EXCERPTED RECORDS:
:::::
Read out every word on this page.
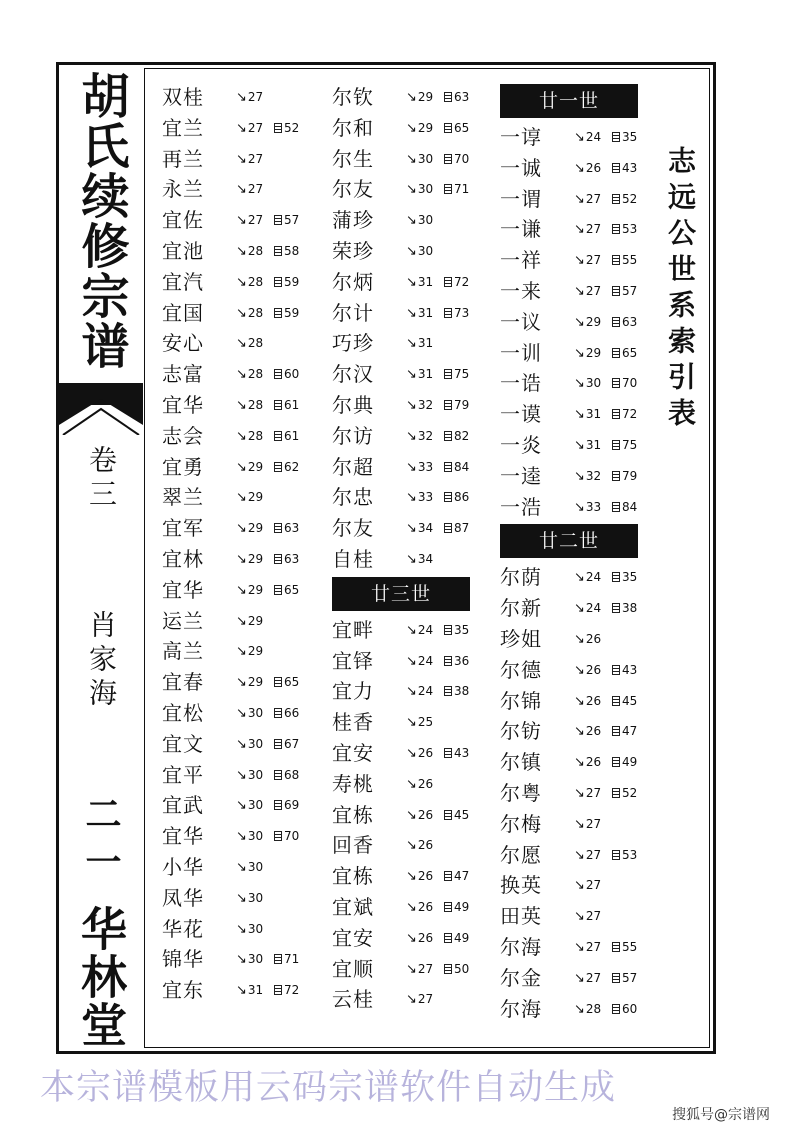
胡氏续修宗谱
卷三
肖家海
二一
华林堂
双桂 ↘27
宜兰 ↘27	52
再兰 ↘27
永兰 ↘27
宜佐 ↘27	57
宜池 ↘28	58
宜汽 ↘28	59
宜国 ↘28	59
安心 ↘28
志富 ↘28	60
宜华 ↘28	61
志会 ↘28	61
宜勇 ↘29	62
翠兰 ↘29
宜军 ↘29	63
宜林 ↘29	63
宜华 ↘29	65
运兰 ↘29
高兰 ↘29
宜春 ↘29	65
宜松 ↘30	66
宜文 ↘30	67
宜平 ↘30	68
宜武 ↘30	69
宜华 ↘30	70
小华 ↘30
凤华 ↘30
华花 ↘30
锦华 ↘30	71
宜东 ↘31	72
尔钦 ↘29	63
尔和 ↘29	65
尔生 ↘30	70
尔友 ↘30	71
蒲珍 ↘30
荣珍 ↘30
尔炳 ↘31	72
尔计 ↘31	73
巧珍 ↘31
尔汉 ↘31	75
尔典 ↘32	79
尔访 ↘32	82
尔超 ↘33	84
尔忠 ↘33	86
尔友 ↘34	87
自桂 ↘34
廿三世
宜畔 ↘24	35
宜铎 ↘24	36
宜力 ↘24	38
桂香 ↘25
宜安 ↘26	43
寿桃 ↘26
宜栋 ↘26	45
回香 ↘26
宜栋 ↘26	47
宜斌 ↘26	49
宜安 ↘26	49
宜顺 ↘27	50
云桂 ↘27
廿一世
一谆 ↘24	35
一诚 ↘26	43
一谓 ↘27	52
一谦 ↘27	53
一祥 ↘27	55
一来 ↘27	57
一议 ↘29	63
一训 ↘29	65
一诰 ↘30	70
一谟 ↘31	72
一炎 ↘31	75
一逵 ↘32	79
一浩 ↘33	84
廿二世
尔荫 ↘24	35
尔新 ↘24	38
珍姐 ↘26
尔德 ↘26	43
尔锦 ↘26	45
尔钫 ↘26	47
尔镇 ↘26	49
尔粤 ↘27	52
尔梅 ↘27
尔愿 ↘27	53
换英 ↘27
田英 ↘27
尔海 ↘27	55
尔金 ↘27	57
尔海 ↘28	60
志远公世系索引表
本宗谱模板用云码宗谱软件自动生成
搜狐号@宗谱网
:::::
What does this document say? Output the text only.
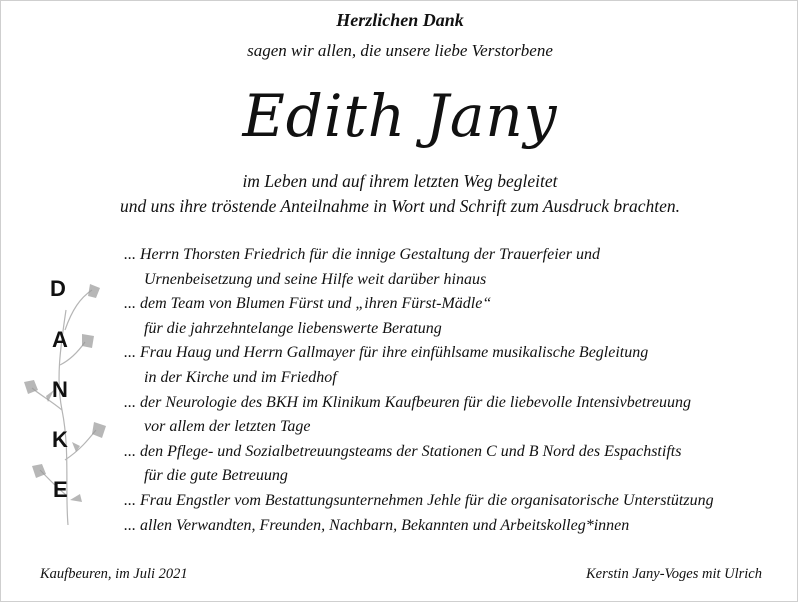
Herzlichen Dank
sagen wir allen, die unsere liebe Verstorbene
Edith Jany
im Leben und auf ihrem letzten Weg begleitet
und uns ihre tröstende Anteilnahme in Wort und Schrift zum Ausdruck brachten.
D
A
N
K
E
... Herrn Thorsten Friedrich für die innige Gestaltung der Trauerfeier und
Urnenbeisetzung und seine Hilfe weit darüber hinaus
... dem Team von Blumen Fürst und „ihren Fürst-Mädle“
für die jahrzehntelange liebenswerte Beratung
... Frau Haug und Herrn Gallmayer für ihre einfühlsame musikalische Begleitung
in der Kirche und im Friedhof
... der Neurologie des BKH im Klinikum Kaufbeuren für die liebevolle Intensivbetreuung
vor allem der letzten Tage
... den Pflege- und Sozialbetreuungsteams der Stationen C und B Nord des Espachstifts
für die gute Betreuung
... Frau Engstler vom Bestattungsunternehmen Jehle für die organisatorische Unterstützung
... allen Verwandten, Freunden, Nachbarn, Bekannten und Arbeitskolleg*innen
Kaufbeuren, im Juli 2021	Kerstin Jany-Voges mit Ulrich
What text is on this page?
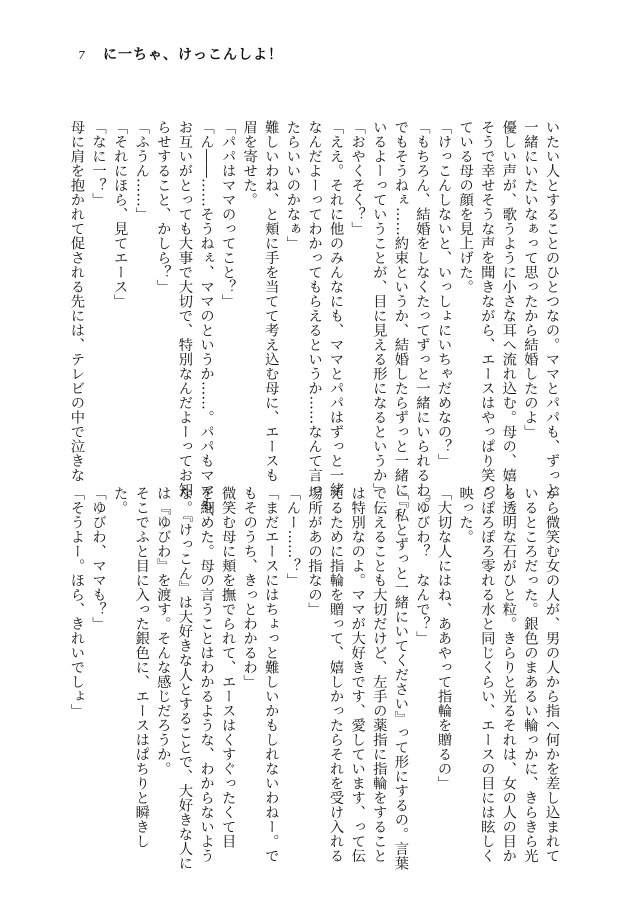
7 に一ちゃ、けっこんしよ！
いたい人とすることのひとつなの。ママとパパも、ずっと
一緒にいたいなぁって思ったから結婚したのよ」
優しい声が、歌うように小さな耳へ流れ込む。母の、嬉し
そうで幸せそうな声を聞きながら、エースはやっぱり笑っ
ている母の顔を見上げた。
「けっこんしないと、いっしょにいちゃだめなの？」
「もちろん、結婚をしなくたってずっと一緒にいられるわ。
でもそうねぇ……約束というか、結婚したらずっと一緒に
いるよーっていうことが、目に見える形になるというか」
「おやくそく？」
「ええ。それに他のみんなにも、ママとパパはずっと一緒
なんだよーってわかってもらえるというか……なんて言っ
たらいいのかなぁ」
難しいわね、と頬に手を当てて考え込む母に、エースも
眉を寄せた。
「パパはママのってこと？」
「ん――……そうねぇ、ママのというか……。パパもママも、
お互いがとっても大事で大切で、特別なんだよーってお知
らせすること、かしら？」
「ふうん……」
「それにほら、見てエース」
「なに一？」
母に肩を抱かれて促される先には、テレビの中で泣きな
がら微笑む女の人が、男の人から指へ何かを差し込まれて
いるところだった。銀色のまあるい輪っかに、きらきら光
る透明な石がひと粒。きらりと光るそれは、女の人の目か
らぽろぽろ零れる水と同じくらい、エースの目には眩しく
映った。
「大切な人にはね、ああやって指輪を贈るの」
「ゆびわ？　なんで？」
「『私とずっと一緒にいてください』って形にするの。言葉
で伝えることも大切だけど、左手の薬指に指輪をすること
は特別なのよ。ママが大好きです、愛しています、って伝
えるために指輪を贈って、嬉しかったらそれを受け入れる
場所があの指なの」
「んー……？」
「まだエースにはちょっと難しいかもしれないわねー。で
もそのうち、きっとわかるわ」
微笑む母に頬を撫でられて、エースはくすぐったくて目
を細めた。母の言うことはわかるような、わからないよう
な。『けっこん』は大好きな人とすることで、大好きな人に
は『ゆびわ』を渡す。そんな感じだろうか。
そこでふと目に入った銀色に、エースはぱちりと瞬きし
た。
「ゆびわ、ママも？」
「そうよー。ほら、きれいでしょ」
:::::
Find every line in the records above that contains the word "this", and copy each one.

TASK ANSWER:
Read out every word on this page.
What does this document say? Output the text only.
What text is on this page?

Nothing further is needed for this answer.